** Start **
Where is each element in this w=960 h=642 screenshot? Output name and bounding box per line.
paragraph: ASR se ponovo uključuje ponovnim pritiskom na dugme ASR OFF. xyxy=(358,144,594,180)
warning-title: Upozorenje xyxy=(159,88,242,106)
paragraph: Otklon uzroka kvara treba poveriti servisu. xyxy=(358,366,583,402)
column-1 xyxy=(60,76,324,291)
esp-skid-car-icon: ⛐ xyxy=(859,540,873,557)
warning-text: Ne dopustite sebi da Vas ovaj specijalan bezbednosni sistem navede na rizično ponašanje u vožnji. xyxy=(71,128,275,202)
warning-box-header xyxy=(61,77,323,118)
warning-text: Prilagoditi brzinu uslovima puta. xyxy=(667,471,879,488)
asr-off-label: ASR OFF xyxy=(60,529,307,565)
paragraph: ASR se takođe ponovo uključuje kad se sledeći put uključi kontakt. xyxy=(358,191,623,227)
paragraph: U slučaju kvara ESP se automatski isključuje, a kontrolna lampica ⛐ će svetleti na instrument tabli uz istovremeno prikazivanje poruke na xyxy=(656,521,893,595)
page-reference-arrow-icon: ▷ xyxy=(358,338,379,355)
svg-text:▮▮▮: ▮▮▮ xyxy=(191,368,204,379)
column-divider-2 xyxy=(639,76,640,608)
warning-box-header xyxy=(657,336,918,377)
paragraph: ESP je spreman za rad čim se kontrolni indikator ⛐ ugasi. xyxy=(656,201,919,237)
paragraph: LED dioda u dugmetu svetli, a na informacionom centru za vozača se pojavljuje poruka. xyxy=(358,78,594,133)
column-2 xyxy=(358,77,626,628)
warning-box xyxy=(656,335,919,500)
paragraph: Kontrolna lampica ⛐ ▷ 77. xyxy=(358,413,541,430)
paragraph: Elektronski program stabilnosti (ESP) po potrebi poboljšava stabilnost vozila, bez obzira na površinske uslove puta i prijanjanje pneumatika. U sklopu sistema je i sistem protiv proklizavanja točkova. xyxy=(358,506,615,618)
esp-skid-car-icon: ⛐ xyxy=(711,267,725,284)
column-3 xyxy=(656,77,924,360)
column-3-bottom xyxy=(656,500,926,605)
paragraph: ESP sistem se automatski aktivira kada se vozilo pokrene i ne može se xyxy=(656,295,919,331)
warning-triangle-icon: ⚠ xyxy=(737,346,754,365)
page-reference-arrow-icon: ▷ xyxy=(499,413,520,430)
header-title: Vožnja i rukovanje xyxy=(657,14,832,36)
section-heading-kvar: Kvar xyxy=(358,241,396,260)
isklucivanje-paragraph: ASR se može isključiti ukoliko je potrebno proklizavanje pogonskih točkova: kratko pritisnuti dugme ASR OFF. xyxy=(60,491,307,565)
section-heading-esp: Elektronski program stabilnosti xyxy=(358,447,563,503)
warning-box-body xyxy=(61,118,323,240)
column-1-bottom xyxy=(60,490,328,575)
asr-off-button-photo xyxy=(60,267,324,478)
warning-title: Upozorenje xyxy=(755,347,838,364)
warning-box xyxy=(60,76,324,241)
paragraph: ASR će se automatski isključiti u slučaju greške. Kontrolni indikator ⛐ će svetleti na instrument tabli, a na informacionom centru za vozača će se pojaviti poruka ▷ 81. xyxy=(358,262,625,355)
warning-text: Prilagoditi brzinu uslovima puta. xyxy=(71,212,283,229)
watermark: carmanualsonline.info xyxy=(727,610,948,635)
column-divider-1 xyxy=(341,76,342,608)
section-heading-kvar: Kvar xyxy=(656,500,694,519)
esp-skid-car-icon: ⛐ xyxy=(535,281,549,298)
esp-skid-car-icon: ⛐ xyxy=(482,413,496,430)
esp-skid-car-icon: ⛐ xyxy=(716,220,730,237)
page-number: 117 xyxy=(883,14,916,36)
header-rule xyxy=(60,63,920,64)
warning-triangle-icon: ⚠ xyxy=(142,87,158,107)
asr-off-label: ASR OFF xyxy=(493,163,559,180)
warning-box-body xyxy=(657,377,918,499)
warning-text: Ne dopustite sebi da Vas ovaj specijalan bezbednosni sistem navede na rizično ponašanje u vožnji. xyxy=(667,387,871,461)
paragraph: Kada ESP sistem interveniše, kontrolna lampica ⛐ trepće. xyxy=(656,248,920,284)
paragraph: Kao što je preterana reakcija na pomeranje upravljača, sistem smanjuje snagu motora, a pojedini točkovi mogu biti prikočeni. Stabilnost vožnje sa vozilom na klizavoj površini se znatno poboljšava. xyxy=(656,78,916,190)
** End **
Task to complete:
Rewrite the lines above, replacing "Upozorenje" with "Oprez" wherever it occurs and changing nothing else.

Correct result:
Where is each element in this w=960 h=642 screenshot? Output name and bounding box per line.
paragraph: ASR se ponovo uključuje ponovnim pritiskom na dugme ASR OFF. xyxy=(358,144,594,180)
warning-title: Oprez xyxy=(159,88,242,106)
paragraph: Otklon uzroka kvara treba poveriti servisu. xyxy=(358,366,583,402)
column-1 xyxy=(60,76,324,291)
esp-skid-car-icon: ⛐ xyxy=(859,540,873,557)
warning-text: Ne dopustite sebi da Vas ovaj specijalan bezbednosni sistem navede na rizično ponašanje u vožnji. xyxy=(71,128,275,202)
warning-box-header xyxy=(61,77,323,118)
warning-text: Prilagoditi brzinu uslovima puta. xyxy=(667,471,879,488)
asr-off-label: ASR OFF xyxy=(60,529,307,565)
paragraph: ASR se takođe ponovo uključuje kad se sledeći put uključi kontakt. xyxy=(358,191,623,227)
paragraph: U slučaju kvara ESP se automatski isključuje, a kontrolna lampica ⛐ će svetleti na instrument tabli uz istovremeno prikazivanje poruke na xyxy=(656,521,893,595)
page-reference-arrow-icon: ▷ xyxy=(358,338,379,355)
svg-text:▮▮▮: ▮▮▮ xyxy=(191,368,204,379)
column-divider-2 xyxy=(639,76,640,608)
warning-box-header xyxy=(657,336,918,377)
paragraph: ESP je spreman za rad čim se kontrolni indikator ⛐ ugasi. xyxy=(656,201,919,237)
paragraph: LED dioda u dugmetu svetli, a na informacionom centru za vozača se pojavljuje poruka. xyxy=(358,78,594,133)
column-2 xyxy=(358,77,626,628)
warning-box xyxy=(656,335,919,500)
paragraph: Kontrolna lampica ⛐ ▷ 77. xyxy=(358,413,541,430)
paragraph: Elektronski program stabilnosti (ESP) po potrebi poboljšava stabilnost vozila, bez obzira na površinske uslove puta i prijanjanje pneumatika. U sklopu sistema je i sistem protiv proklizavanja točkova. xyxy=(358,506,615,618)
esp-skid-car-icon: ⛐ xyxy=(711,267,725,284)
column-3 xyxy=(656,77,924,360)
column-3-bottom xyxy=(656,500,926,605)
paragraph: ESP sistem se automatski aktivira kada se vozilo pokrene i ne može se xyxy=(656,295,919,331)
warning-triangle-icon: ⚠ xyxy=(737,346,754,365)
page-reference-arrow-icon: ▷ xyxy=(499,413,520,430)
header-title: Vožnja i rukovanje xyxy=(657,14,832,36)
section-heading-kvar: Kvar xyxy=(358,241,396,260)
isklucivanje-paragraph: ASR se može isključiti ukoliko je potrebno proklizavanje pogonskih točkova: kratko pritisnuti dugme ASR OFF. xyxy=(60,491,307,565)
section-heading-esp: Elektronski program stabilnosti xyxy=(358,447,563,503)
warning-box-body xyxy=(61,118,323,240)
column-1-bottom xyxy=(60,490,328,575)
asr-off-button-photo xyxy=(60,267,324,478)
warning-title: Oprez xyxy=(755,347,838,364)
warning-box xyxy=(60,76,324,241)
paragraph: ASR će se automatski isključiti u slučaju greške. Kontrolni indikator ⛐ će svetleti na instrument tabli, a na informacionom centru za vozača će se pojaviti poruka ▷ 81. xyxy=(358,262,625,355)
warning-text: Prilagoditi brzinu uslovima puta. xyxy=(71,212,283,229)
watermark: carmanualsonline.info xyxy=(727,610,948,635)
column-divider-1 xyxy=(341,76,342,608)
section-heading-kvar: Kvar xyxy=(656,500,694,519)
esp-skid-car-icon: ⛐ xyxy=(535,281,549,298)
esp-skid-car-icon: ⛐ xyxy=(482,413,496,430)
esp-skid-car-icon: ⛐ xyxy=(716,220,730,237)
page-number: 117 xyxy=(883,14,916,36)
header-rule xyxy=(60,63,920,64)
warning-triangle-icon: ⚠ xyxy=(142,87,158,107)
asr-off-label: ASR OFF xyxy=(493,163,559,180)
warning-box-body xyxy=(657,377,918,499)
warning-text: Ne dopustite sebi da Vas ovaj specijalan bezbednosni sistem navede na rizično ponašanje u vožnji. xyxy=(667,387,871,461)
paragraph: Kada ESP sistem interveniše, kontrolna lampica ⛐ trepće. xyxy=(656,248,920,284)
paragraph: Kao što je preterana reakcija na pomeranje upravljača, sistem smanjuje snagu motora, a pojedini točkovi mogu biti prikočeni. Stabilnost vožnje sa vozilom na klizavoj površini se znatno poboljšava. xyxy=(656,78,916,190)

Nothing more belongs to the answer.